ITEMS:
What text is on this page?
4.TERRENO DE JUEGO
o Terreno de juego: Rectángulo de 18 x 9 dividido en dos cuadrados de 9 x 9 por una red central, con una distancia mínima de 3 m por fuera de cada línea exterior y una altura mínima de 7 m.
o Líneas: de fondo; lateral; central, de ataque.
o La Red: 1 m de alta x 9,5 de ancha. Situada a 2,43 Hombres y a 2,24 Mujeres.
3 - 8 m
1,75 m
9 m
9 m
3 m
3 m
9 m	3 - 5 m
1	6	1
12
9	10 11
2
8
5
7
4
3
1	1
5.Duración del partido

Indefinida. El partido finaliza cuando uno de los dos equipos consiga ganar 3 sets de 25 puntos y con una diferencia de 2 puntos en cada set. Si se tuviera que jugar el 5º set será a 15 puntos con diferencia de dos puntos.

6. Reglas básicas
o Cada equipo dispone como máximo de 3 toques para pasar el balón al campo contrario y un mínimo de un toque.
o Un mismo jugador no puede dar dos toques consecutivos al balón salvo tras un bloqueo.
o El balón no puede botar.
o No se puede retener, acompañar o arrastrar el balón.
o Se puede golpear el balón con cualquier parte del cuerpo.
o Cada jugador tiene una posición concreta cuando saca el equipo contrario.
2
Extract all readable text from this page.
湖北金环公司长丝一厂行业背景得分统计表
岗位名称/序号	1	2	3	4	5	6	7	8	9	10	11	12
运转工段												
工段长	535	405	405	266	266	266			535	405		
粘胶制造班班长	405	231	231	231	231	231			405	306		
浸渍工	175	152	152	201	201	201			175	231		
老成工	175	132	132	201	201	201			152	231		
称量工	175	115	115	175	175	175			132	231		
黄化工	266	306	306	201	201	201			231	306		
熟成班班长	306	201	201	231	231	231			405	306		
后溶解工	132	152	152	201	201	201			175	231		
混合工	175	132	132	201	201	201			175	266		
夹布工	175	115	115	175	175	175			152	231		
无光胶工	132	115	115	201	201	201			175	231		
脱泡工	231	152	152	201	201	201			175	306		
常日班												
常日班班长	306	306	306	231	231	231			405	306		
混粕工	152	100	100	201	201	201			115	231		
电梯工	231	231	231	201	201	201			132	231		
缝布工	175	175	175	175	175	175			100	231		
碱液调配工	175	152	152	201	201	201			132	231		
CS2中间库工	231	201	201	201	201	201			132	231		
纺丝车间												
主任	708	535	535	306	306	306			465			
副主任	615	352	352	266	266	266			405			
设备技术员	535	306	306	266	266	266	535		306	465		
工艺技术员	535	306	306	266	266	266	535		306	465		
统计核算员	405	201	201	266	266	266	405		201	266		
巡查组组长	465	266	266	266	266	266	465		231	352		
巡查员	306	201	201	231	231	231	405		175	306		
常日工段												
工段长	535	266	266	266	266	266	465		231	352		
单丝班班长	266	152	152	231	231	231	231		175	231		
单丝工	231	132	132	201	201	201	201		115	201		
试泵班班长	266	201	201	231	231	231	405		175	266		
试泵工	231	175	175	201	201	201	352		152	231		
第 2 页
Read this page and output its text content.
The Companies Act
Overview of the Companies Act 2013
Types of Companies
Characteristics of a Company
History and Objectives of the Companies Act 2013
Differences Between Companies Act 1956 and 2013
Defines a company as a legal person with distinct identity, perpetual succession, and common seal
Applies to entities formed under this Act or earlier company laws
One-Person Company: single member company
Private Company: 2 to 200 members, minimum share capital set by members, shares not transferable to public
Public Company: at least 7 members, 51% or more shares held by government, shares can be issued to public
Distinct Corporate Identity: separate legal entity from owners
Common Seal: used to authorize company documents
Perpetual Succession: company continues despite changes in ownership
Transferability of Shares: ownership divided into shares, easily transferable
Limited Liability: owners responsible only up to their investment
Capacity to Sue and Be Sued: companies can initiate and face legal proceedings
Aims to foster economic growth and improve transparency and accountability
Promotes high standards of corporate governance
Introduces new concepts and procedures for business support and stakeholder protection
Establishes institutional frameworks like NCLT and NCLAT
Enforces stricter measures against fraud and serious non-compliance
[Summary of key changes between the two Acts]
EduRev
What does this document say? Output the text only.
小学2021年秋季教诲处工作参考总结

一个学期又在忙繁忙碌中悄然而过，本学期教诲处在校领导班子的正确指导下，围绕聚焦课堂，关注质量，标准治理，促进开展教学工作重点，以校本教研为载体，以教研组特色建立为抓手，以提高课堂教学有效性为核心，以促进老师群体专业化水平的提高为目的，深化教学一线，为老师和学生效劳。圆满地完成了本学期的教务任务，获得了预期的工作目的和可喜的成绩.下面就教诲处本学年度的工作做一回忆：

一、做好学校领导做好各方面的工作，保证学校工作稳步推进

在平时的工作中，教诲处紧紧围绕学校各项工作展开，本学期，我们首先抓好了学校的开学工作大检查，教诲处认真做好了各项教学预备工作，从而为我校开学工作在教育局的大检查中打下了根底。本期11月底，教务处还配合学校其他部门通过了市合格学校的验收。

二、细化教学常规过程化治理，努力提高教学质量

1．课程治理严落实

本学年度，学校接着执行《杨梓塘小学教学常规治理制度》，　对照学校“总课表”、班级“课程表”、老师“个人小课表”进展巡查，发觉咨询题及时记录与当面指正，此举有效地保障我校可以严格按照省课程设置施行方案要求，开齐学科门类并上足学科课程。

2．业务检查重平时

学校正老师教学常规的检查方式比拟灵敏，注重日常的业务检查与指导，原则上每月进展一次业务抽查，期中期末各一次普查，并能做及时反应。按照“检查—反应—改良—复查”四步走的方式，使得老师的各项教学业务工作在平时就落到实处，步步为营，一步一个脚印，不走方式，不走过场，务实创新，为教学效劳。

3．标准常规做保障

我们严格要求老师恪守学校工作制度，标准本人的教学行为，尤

WHAT THE TASK REQUIRES: Exactly reproduce all of the entries.

EXERCISE RESPONSE:
What text is on this page?
4.TERRENO DE JUEGO
o Terreno de juego: Rectángulo de 18 x 9 dividido en dos cuadrados de 9 x 9 por una red central, con una distancia mínima de 3 m por fuera de cada línea exterior y una altura mínima de 7 m.
o Líneas: de fondo; lateral; central, de ataque.
o La Red: 1 m de alta x 9,5 de ancha. Situada a 2,43 Hombres y a 2,24 Mujeres.
3 - 8 m
1,75 m
9 m
9 m
3 m
3 m
9 m	3 - 5 m
1	6	1
12
9	10 11
2
8
5
7
4
3
1	1
5.Duración del partido

Indefinida. El partido finaliza cuando uno de los dos equipos consiga ganar 3 sets de 25 puntos y con una diferencia de 2 puntos en cada set. Si se tuviera que jugar el 5º set será a 15 puntos con diferencia de dos puntos.

6. Reglas básicas
o Cada equipo dispone como máximo de 3 toques para pasar el balón al campo contrario y un mínimo de un toque.
o Un mismo jugador no puede dar dos toques consecutivos al balón salvo tras un bloqueo.
o El balón no puede botar.
o No se puede retener, acompañar o arrastrar el balón.
o Se puede golpear el balón con cualquier parte del cuerpo.
o Cada jugador tiene una posición concreta cuando saca el equipo contrario.
2
Extract all readable text from this page.
湖北金环公司长丝一厂行业背景得分统计表
岗位名称/序号	1	2	3	4	5	6	7	8	9	10	11	12
运转工段												
工段长	535	405	405	266	266	266			535	405		
粘胶制造班班长	405	231	231	231	231	231			405	306		
浸渍工	175	152	152	201	201	201			175	231		
老成工	175	132	132	201	201	201			152	231		
称量工	175	115	115	175	175	175			132	231		
黄化工	266	306	306	201	201	201			231	306		
熟成班班长	306	201	201	231	231	231			405	306		
后溶解工	132	152	152	201	201	201			175	231		
混合工	175	132	132	201	201	201			175	266		
夹布工	175	115	115	175	175	175			152	231		
无光胶工	132	115	115	201	201	201			175	231		
脱泡工	231	152	152	201	201	201			175	306		
常日班												
常日班班长	306	306	306	231	231	231			405	306		
混粕工	152	100	100	201	201	201			115	231		
电梯工	231	231	231	201	201	201			132	231		
缝布工	175	175	175	175	175	175			100	231		
碱液调配工	175	152	152	201	201	201			132	231		
CS2中间库工	231	201	201	201	201	201			132	231		
纺丝车间												
主任	708	535	535	306	306	306			465			
副主任	615	352	352	266	266	266			405			
设备技术员	535	306	306	266	266	266	535		306	465		
工艺技术员	535	306	306	266	266	266	535		306	465		
统计核算员	405	201	201	266	266	266	405		201	266		
巡查组组长	465	266	266	266	266	266	465		231	352		
巡查员	306	201	201	231	231	231	405		175	306		
常日工段												
工段长	535	266	266	266	266	266	465		231	352		
单丝班班长	266	152	152	231	231	231	231		175	231		
单丝工	231	132	132	201	201	201	201		115	201		
试泵班班长	266	201	201	231	231	231	405		175	266		
试泵工	231	175	175	201	201	201	352		152	231		
第 2 页
Read this page and output its text content.
The Companies Act
Overview of the Companies Act 2013
Types of Companies
Characteristics of a Company
History and Objectives of the Companies Act 2013
Differences Between Companies Act 1956 and 2013
Defines a company as a legal person with distinct identity, perpetual succession, and common seal
Applies to entities formed under this Act or earlier company laws
One-Person Company: single member company
Private Company: 2 to 200 members, minimum share capital set by members, shares not transferable to public
Public Company: at least 7 members, 51% or more shares held by government, shares can be issued to public
Distinct Corporate Identity: separate legal entity from owners
Common Seal: used to authorize company documents
Perpetual Succession: company continues despite changes in ownership
Transferability of Shares: ownership divided into shares, easily transferable
Limited Liability: owners responsible only up to their investment
Capacity to Sue and Be Sued: companies can initiate and face legal proceedings
Aims to foster economic growth and improve transparency and accountability
Promotes high standards of corporate governance
Introduces new concepts and procedures for business support and stakeholder protection
Establishes institutional frameworks like NCLT and NCLAT
Enforces stricter measures against fraud and serious non-compliance
[Summary of key changes between the two Acts]
EduRev
What does this document say? Output the text only.
小学2021年秋季教诲处工作参考总结

一个学期又在忙繁忙碌中悄然而过，本学期教诲处在校领导班子的正确指导下，围绕聚焦课堂，关注质量，标准治理，促进开展教学工作重点，以校本教研为载体，以教研组特色建立为抓手，以提高课堂教学有效性为核心，以促进老师群体专业化水平的提高为目的，深化教学一线，为老师和学生效劳。圆满地完成了本学期的教务任务，获得了预期的工作目的和可喜的成绩.下面就教诲处本学年度的工作做一回忆：

一、做好学校领导做好各方面的工作，保证学校工作稳步推进

在平时的工作中，教诲处紧紧围绕学校各项工作展开，本学期，我们首先抓好了学校的开学工作大检查，教诲处认真做好了各项教学预备工作，从而为我校开学工作在教育局的大检查中打下了根底。本期11月底，教务处还配合学校其他部门通过了市合格学校的验收。

二、细化教学常规过程化治理，努力提高教学质量

1．课程治理严落实

本学年度，学校接着执行《杨梓塘小学教学常规治理制度》，　对照学校“总课表”、班级“课程表”、老师“个人小课表”进展巡查，发觉咨询题及时记录与当面指正，此举有效地保障我校可以严格按照省课程设置施行方案要求，开齐学科门类并上足学科课程。

2．业务检查重平时

学校正老师教学常规的检查方式比拟灵敏，注重日常的业务检查与指导，原则上每月进展一次业务抽查，期中期末各一次普查，并能做及时反应。按照“检查—反应—改良—复查”四步走的方式，使得老师的各项教学业务工作在平时就落到实处，步步为营，一步一个脚印，不走方式，不走过场，务实创新，为教学效劳。

3．标准常规做保障

我们严格要求老师恪守学校工作制度，标准本人的教学行为，尤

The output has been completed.